▶ **To do**
Retype the whole listing, please, keeping every line exact and dropping the pictures.

—————

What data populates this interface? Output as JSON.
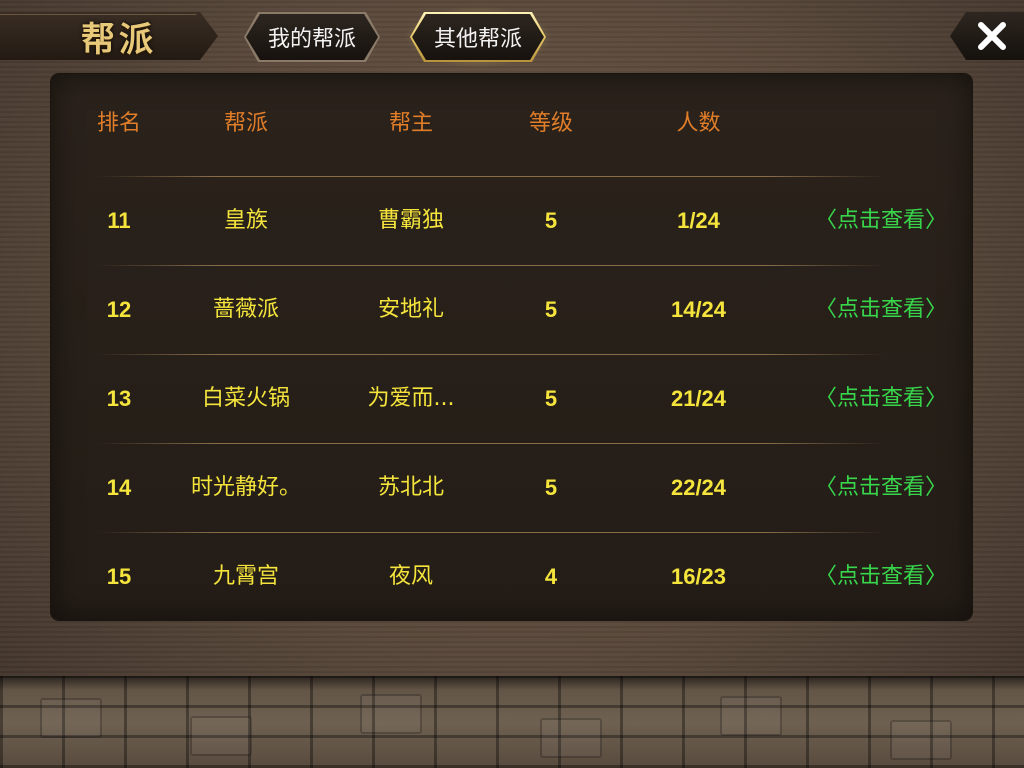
{
  "header": {
    "title": "帮派",
    "tabs": [
      {
        "label": "我的帮派",
        "active": false
      },
      {
        "label": "其他帮派",
        "active": true
      }
    ],
    "close_icon": "close-icon"
  },
  "table": {
    "columns": [
      "排名",
      "帮派",
      "帮主",
      "等级",
      "人数"
    ],
    "rows": [
      {
        "rank": "11",
        "guild": "皇族",
        "leader": "曹霸独",
        "level": "5",
        "members": "1/24",
        "action": "〈点击查看〉"
      },
      {
        "rank": "12",
        "guild": "蔷薇派",
        "leader": "安地礼",
        "level": "5",
        "members": "14/24",
        "action": "〈点击查看〉"
      },
      {
        "rank": "13",
        "guild": "白菜火锅",
        "leader": "为爱而...",
        "level": "5",
        "members": "21/24",
        "action": "〈点击查看〉"
      },
      {
        "rank": "14",
        "guild": "时光静好。",
        "leader": "苏北北",
        "level": "5",
        "members": "22/24",
        "action": "〈点击查看〉"
      },
      {
        "rank": "15",
        "guild": "九霄宫",
        "leader": "夜风",
        "level": "4",
        "members": "16/23",
        "action": "〈点击查看〉"
      }
    ]
  },
  "colors": {
    "header_text": "#e07d28",
    "value_text": "#f4e43c",
    "link_text": "#37d64b",
    "title_gold": "#e8c979"
  }
}
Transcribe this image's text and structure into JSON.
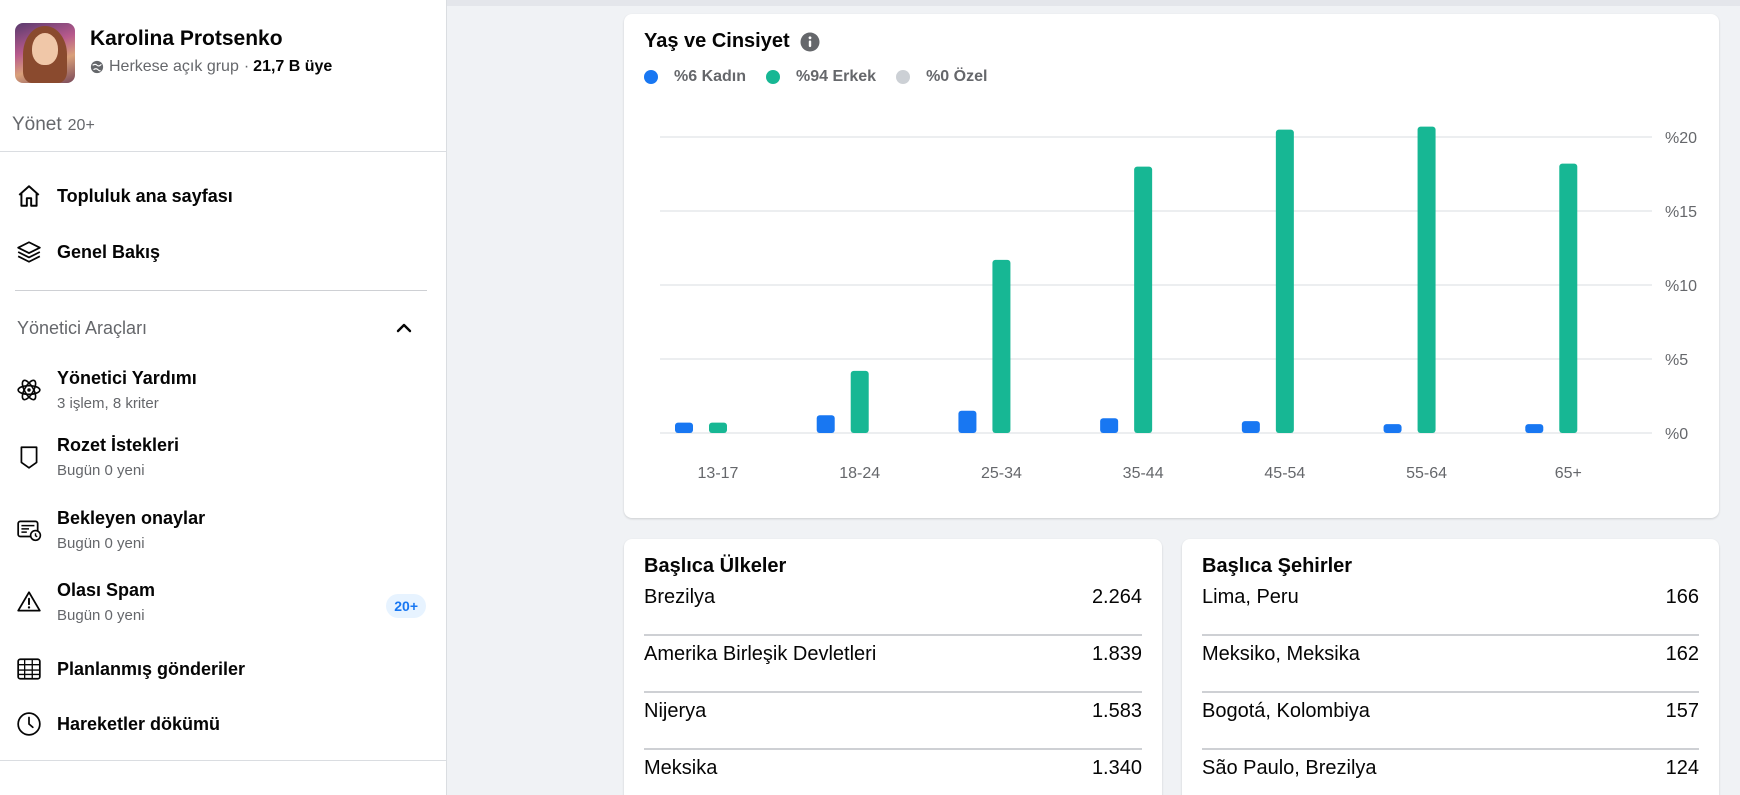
{
  "group": {
    "name": "Karolina Protsenko",
    "privacy": "Herkese açık grup",
    "separator": "·",
    "members": "21,7 B üye"
  },
  "sidebar": {
    "manage_label": "Yönet",
    "manage_count": "20+",
    "items": [
      {
        "label": "Topluluk ana sayfası",
        "icon": "home-icon"
      },
      {
        "label": "Genel Bakış",
        "icon": "layers-icon"
      }
    ],
    "admin_tools_title": "Yönetici Araçları",
    "admin_tools": [
      {
        "label": "Yönetici Yardımı",
        "sub": "3 işlem, 8 kriter",
        "icon": "atom-icon"
      },
      {
        "label": "Rozet İstekleri",
        "sub": "Bugün 0 yeni",
        "icon": "badge-icon"
      },
      {
        "label": "Bekleyen onaylar",
        "sub": "Bugün 0 yeni",
        "icon": "pending-icon"
      },
      {
        "label": "Olası Spam",
        "sub": "Bugün 0 yeni",
        "icon": "warning-icon",
        "badge": "20+"
      },
      {
        "label": "Planlanmış gönderiler",
        "icon": "calendar-icon"
      },
      {
        "label": "Hareketler dökümü",
        "icon": "clock-icon"
      }
    ]
  },
  "chart_data": {
    "type": "bar",
    "title": "Yaş ve Cinsiyet",
    "categories": [
      "13-17",
      "18-24",
      "25-34",
      "35-44",
      "45-54",
      "55-64",
      "65+"
    ],
    "series": [
      {
        "name": "%6 Kadın",
        "color": "#1877f2",
        "values": [
          0.7,
          1.2,
          1.5,
          1.0,
          0.8,
          0.6,
          0.6
        ]
      },
      {
        "name": "%94 Erkek",
        "color": "#17b794",
        "values": [
          0.7,
          4.2,
          11.7,
          18.0,
          20.5,
          20.7,
          18.2
        ]
      },
      {
        "name": "%0 Özel",
        "color": "#ccd0d5",
        "values": [
          0,
          0,
          0,
          0,
          0,
          0,
          0
        ]
      }
    ],
    "y_ticks": [
      "%0",
      "%5",
      "%10",
      "%15",
      "%20"
    ],
    "y_tick_values": [
      0,
      5,
      10,
      15,
      20
    ],
    "ylim": [
      0,
      20
    ],
    "grid": true,
    "legend_position": "top-left"
  },
  "top_countries": {
    "title": "Başlıca Ülkeler",
    "rows": [
      {
        "name": "Brezilya",
        "value": "2.264"
      },
      {
        "name": "Amerika Birleşik Devletleri",
        "value": "1.839"
      },
      {
        "name": "Nijerya",
        "value": "1.583"
      },
      {
        "name": "Meksika",
        "value": "1.340"
      }
    ]
  },
  "top_cities": {
    "title": "Başlıca Şehirler",
    "rows": [
      {
        "name": "Lima, Peru",
        "value": "166"
      },
      {
        "name": "Meksiko, Meksika",
        "value": "162"
      },
      {
        "name": "Bogotá, Kolombiya",
        "value": "157"
      },
      {
        "name": "São Paulo, Brezilya",
        "value": "124"
      }
    ]
  }
}
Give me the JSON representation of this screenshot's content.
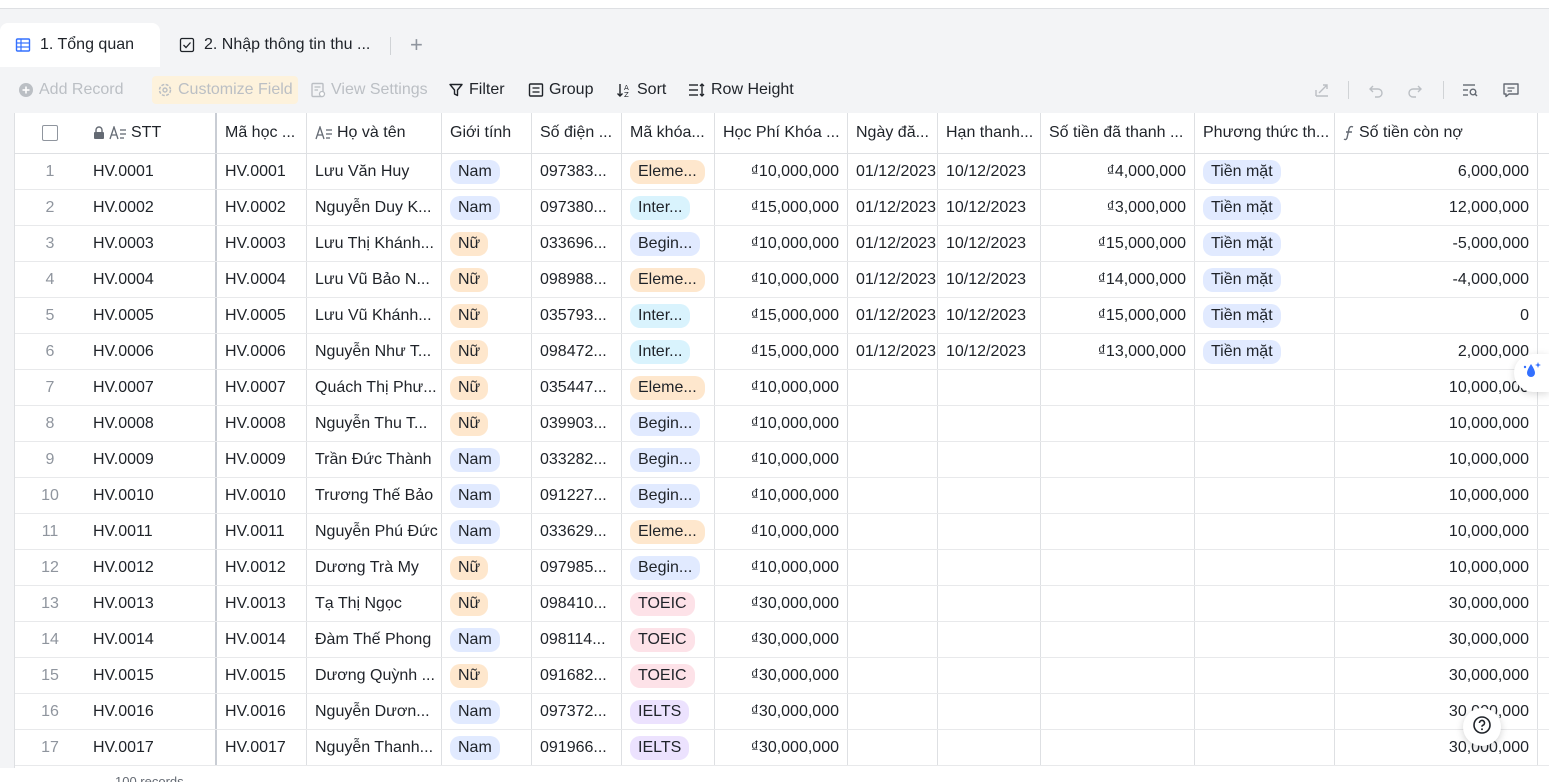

—————

▶ **Result below**
What data populates this interface? Output as JSON.
{
  "header": {
    "title": "帮派",
    "tabs": [
      {
        "label": "我的帮派",
        "active": false
      },
      {
        "label": "其他帮派",
        "active": true
      }
    ],
    "close_icon": "close-icon"
  },
  "table": {
    "columns": [
      "排名",
      "帮派",
      "帮主",
      "等级",
      "人数"
    ],
    "rows": [
      {
        "rank": "11",
        "guild": "皇族",
        "leader": "曹霸独",
        "level": "5",
        "members": "1/24",
        "action": "〈点击查看〉"
      },
      {
        "rank": "12",
        "guild": "蔷薇派",
        "leader": "安地礼",
        "level": "5",
        "members": "14/24",
        "action": "〈点击查看〉"
      },
      {
        "rank": "13",
        "guild": "白菜火锅",
        "leader": "为爱而...",
        "level": "5",
        "members": "21/24",
        "action": "〈点击查看〉"
      },
      {
        "rank": "14",
        "guild": "时光静好。",
        "leader": "苏北北",
        "level": "5",
        "members": "22/24",
        "action": "〈点击查看〉"
      },
      {
        "rank": "15",
        "guild": "九霄宫",
        "leader": "夜风",
        "level": "4",
        "members": "16/23",
        "action": "〈点击查看〉"
      }
    ]
  },
  "colors": {
    "header_text": "#e07d28",
    "value_text": "#f4e43c",
    "link_text": "#37d64b",
    "title_gold": "#e8c979"
  }
}
Transcribe this image's text and structure into JSON.
{
  "group": {
    "name": "Karolina Protsenko",
    "privacy": "Herkese açık grup",
    "separator": "·",
    "members": "21,7 B üye"
  },
  "sidebar": {
    "manage_label": "Yönet",
    "manage_count": "20+",
    "items": [
      {
        "label": "Topluluk ana sayfası",
        "icon": "home-icon"
      },
      {
        "label": "Genel Bakış",
        "icon": "layers-icon"
      }
    ],
    "admin_tools_title": "Yönetici Araçları",
    "admin_tools": [
      {
        "label": "Yönetici Yardımı",
        "sub": "3 işlem, 8 kriter",
        "icon": "atom-icon"
      },
      {
        "label": "Rozet İstekleri",
        "sub": "Bugün 0 yeni",
        "icon": "badge-icon"
      },
      {
        "label": "Bekleyen onaylar",
        "sub": "Bugün 0 yeni",
        "icon": "pending-icon"
      },
      {
        "label": "Olası Spam",
        "sub": "Bugün 0 yeni",
        "icon": "warning-icon",
        "badge": "20+"
      },
      {
        "label": "Planlanmış gönderiler",
        "icon": "calendar-icon"
      },
      {
        "label": "Hareketler dökümü",
        "icon": "clock-icon"
      }
    ]
  },
  "chart_data": {
    "type": "bar",
    "title": "Yaş ve Cinsiyet",
    "categories": [
      "13-17",
      "18-24",
      "25-34",
      "35-44",
      "45-54",
      "55-64",
      "65+"
    ],
    "series": [
      {
        "name": "%6 Kadın",
        "color": "#1877f2",
        "values": [
          0.7,
          1.2,
          1.5,
          1.0,
          0.8,
          0.6,
          0.6
        ]
      },
      {
        "name": "%94 Erkek",
        "color": "#17b794",
        "values": [
          0.7,
          4.2,
          11.7,
          18.0,
          20.5,
          20.7,
          18.2
        ]
      },
      {
        "name": "%0 Özel",
        "color": "#ccd0d5",
        "values": [
          0,
          0,
          0,
          0,
          0,
          0,
          0
        ]
      }
    ],
    "y_ticks": [
      "%0",
      "%5",
      "%10",
      "%15",
      "%20"
    ],
    "y_tick_values": [
      0,
      5,
      10,
      15,
      20
    ],
    "ylim": [
      0,
      20
    ],
    "grid": true,
    "legend_position": "top-left"
  },
  "top_countries": {
    "title": "Başlıca Ülkeler",
    "rows": [
      {
        "name": "Brezilya",
        "value": "2.264"
      },
      {
        "name": "Amerika Birleşik Devletleri",
        "value": "1.839"
      },
      {
        "name": "Nijerya",
        "value": "1.583"
      },
      {
        "name": "Meksika",
        "value": "1.340"
      }
    ]
  },
  "top_cities": {
    "title": "Başlıca Şehirler",
    "rows": [
      {
        "name": "Lima, Peru",
        "value": "166"
      },
      {
        "name": "Meksiko, Meksika",
        "value": "162"
      },
      {
        "name": "Bogotá, Kolombiya",
        "value": "157"
      },
      {
        "name": "São Paulo, Brezilya",
        "value": "124"
      }
    ]
  }
}
Give me the JSON representation of this screenshot's content.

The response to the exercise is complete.